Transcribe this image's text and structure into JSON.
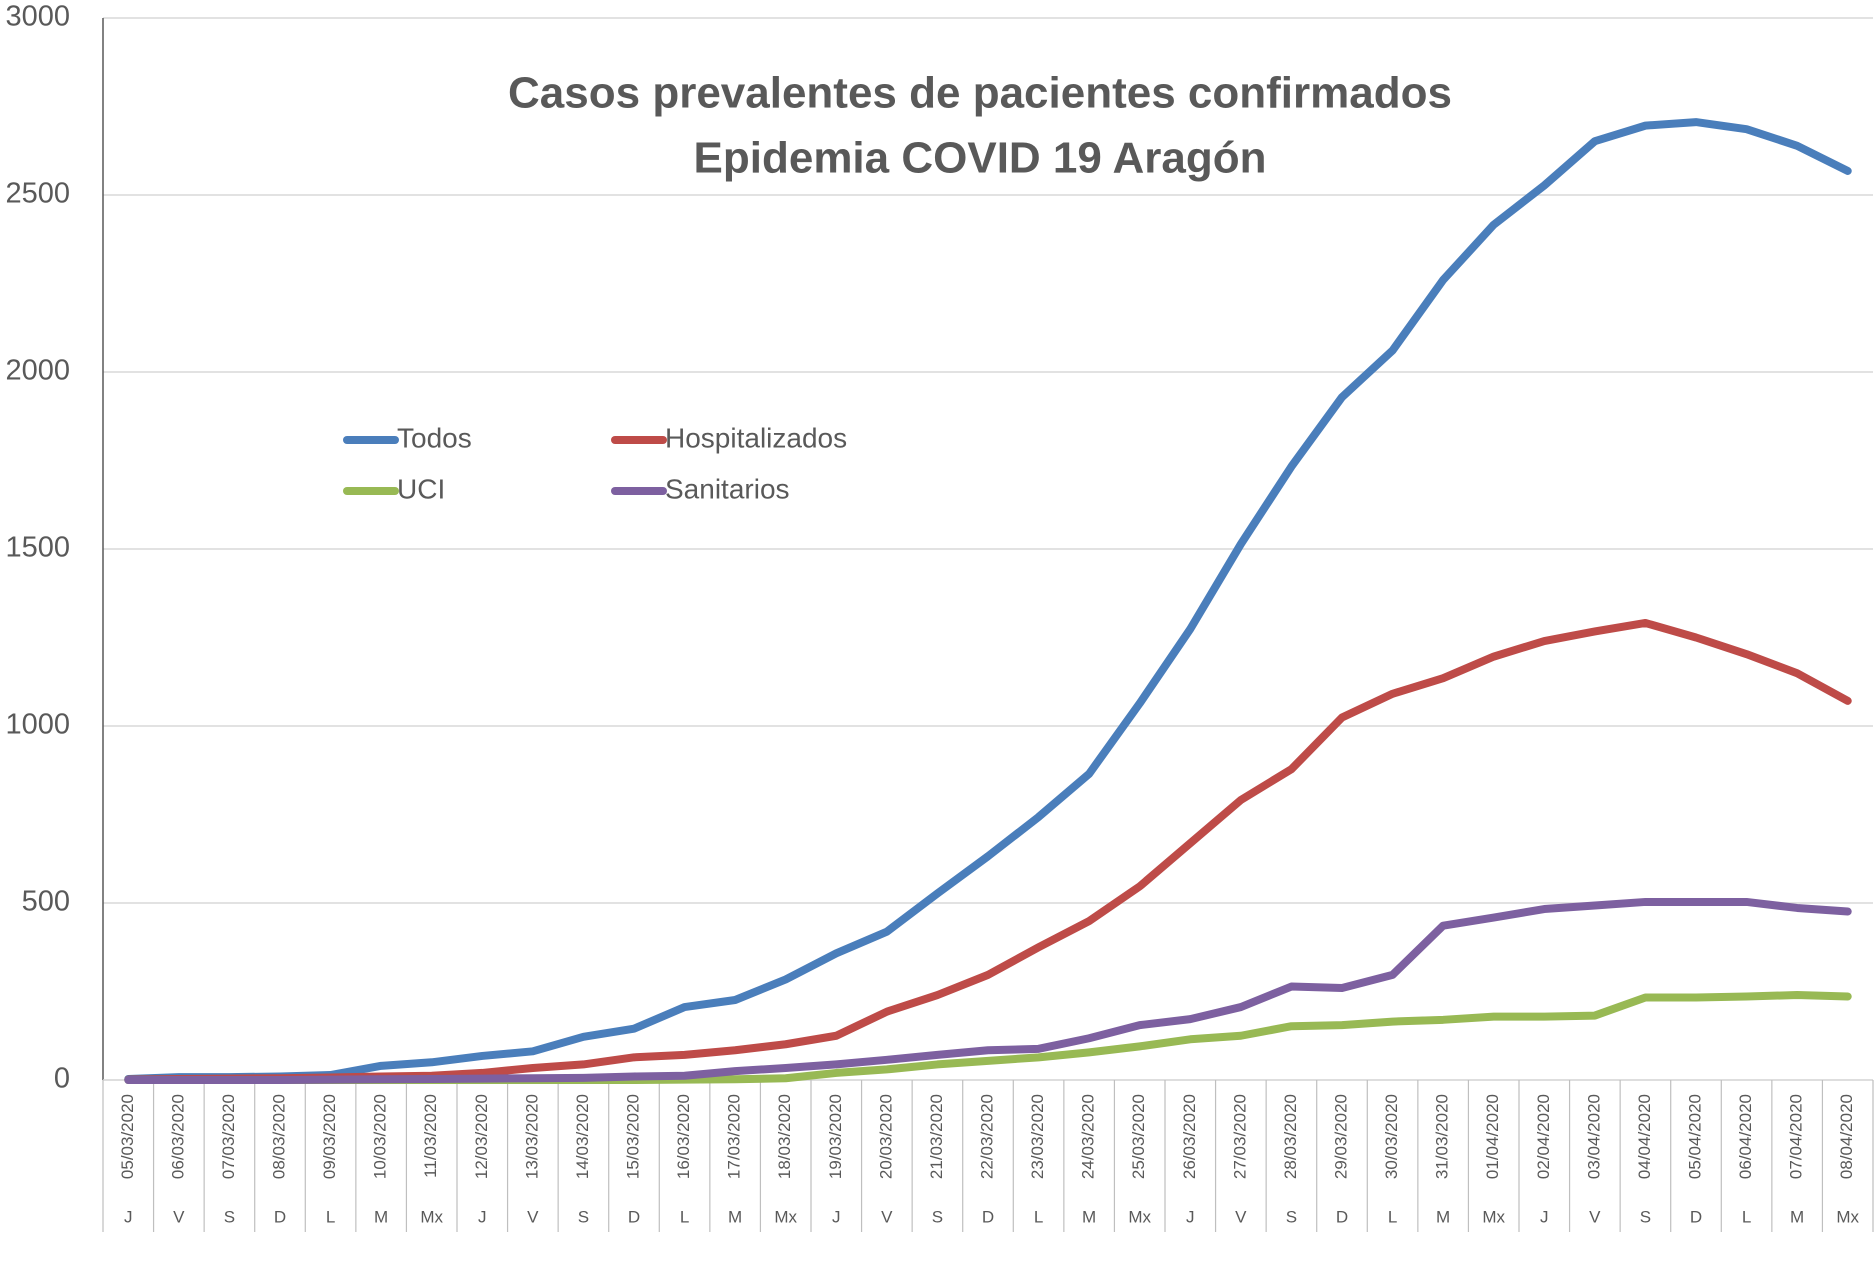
{
  "chart_data": {
    "type": "line",
    "title": "Casos prevalentes de pacientes confirmados",
    "subtitle": "Epidemia COVID 19 Aragón",
    "categories": [
      "05/03/2020",
      "06/03/2020",
      "07/03/2020",
      "08/03/2020",
      "09/03/2020",
      "10/03/2020",
      "11/03/2020",
      "12/03/2020",
      "13/03/2020",
      "14/03/2020",
      "15/03/2020",
      "16/03/2020",
      "17/03/2020",
      "18/03/2020",
      "19/03/2020",
      "20/03/2020",
      "21/03/2020",
      "22/03/2020",
      "23/03/2020",
      "24/03/2020",
      "25/03/2020",
      "26/03/2020",
      "27/03/2020",
      "28/03/2020",
      "29/03/2020",
      "30/03/2020",
      "31/03/2020",
      "01/04/2020",
      "02/04/2020",
      "03/04/2020",
      "04/04/2020",
      "05/04/2020",
      "06/04/2020",
      "07/04/2020",
      "08/04/2020"
    ],
    "weekdays": [
      "J",
      "V",
      "S",
      "D",
      "L",
      "M",
      "Mx",
      "J",
      "V",
      "S",
      "D",
      "L",
      "M",
      "Mx",
      "J",
      "V",
      "S",
      "D",
      "L",
      "M",
      "Mx",
      "J",
      "V",
      "S",
      "D",
      "L",
      "M",
      "Mx",
      "J",
      "V",
      "S",
      "D",
      "L",
      "M",
      "Mx"
    ],
    "series": [
      {
        "name": "Todos",
        "color": "#4a7ebb",
        "values": [
          3,
          8,
          8,
          10,
          14,
          40,
          50,
          68,
          81,
          122,
          145,
          206,
          226,
          284,
          358,
          419,
          527,
          632,
          743,
          865,
          1064,
          1274,
          1514,
          1733,
          1929,
          2061,
          2260,
          2416,
          2527,
          2652,
          2696,
          2706,
          2686,
          2639,
          2568
        ]
      },
      {
        "name": "Hospitalizados",
        "color": "#be4b48",
        "values": [
          1,
          3,
          4,
          5,
          7,
          10,
          12,
          20,
          34,
          44,
          64,
          71,
          84,
          101,
          125,
          193,
          240,
          297,
          375,
          449,
          547,
          669,
          791,
          878,
          1024,
          1091,
          1135,
          1196,
          1240,
          1267,
          1291,
          1250,
          1203,
          1149,
          1071
        ]
      },
      {
        "name": "UCI",
        "color": "#98b954",
        "values": [
          0,
          0,
          0,
          0,
          0,
          0,
          0,
          0,
          0,
          0,
          0,
          1,
          2,
          5,
          20,
          30,
          44,
          54,
          64,
          78,
          95,
          115,
          125,
          152,
          155,
          165,
          170,
          179,
          179,
          182,
          233,
          233,
          236,
          240,
          236
        ]
      },
      {
        "name": "Sanitarios",
        "color": "#7d60a0",
        "values": [
          0,
          0,
          0,
          0,
          1,
          2,
          3,
          4,
          5,
          6,
          10,
          12,
          25,
          34,
          44,
          57,
          71,
          84,
          88,
          118,
          155,
          172,
          206,
          264,
          260,
          297,
          436,
          459,
          483,
          493,
          503,
          503,
          503,
          486,
          476
        ]
      }
    ],
    "ylim": [
      0,
      3000
    ],
    "yticks": [
      0,
      500,
      1000,
      1500,
      2000,
      2500,
      3000
    ],
    "grid": true
  }
}
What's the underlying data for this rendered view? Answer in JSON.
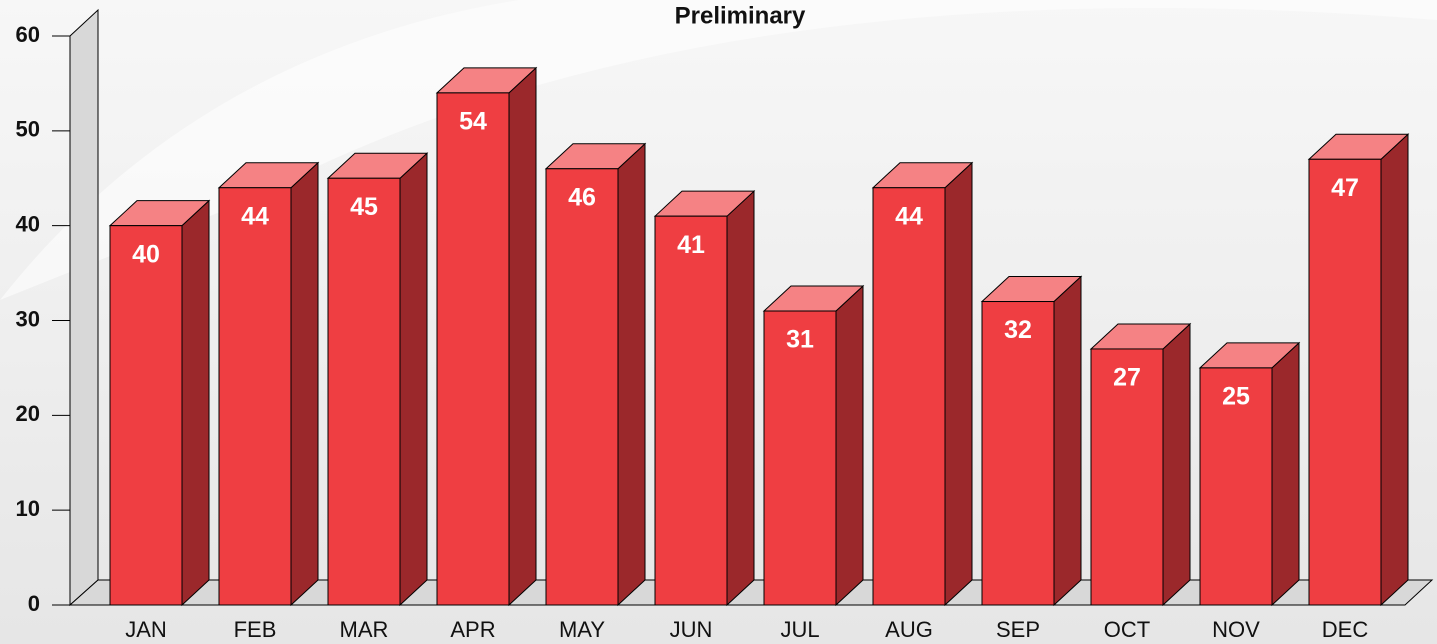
{
  "chart_data": {
    "type": "bar",
    "title": "Preliminary",
    "categories": [
      "JAN",
      "FEB",
      "MAR",
      "APR",
      "MAY",
      "JUN",
      "JUL",
      "AUG",
      "SEP",
      "OCT",
      "NOV",
      "DEC"
    ],
    "values": [
      40,
      44,
      45,
      54,
      46,
      41,
      31,
      44,
      32,
      27,
      25,
      47
    ],
    "color": "#ef3e42",
    "ylim": [
      0,
      60
    ],
    "yticks": [
      0,
      10,
      20,
      30,
      40,
      50,
      60
    ]
  }
}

::::

Exactly as they appear, repeat the lines from the one containing "What's the underlying" through the last line of the entries, counting both ends. Pictures stay out.

What's the underlying data for this rendered view? Answer in JSON.
{
  "chart_data": {
    "type": "bar",
    "title": "Preliminary",
    "categories": [
      "JAN",
      "FEB",
      "MAR",
      "APR",
      "MAY",
      "JUN",
      "JUL",
      "AUG",
      "SEP",
      "OCT",
      "NOV",
      "DEC"
    ],
    "values": [
      40,
      44,
      45,
      54,
      46,
      41,
      31,
      44,
      32,
      27,
      25,
      47
    ],
    "color": "#ef3e42",
    "ylim": [
      0,
      60
    ],
    "yticks": [
      0,
      10,
      20,
      30,
      40,
      50,
      60
    ]
  }
}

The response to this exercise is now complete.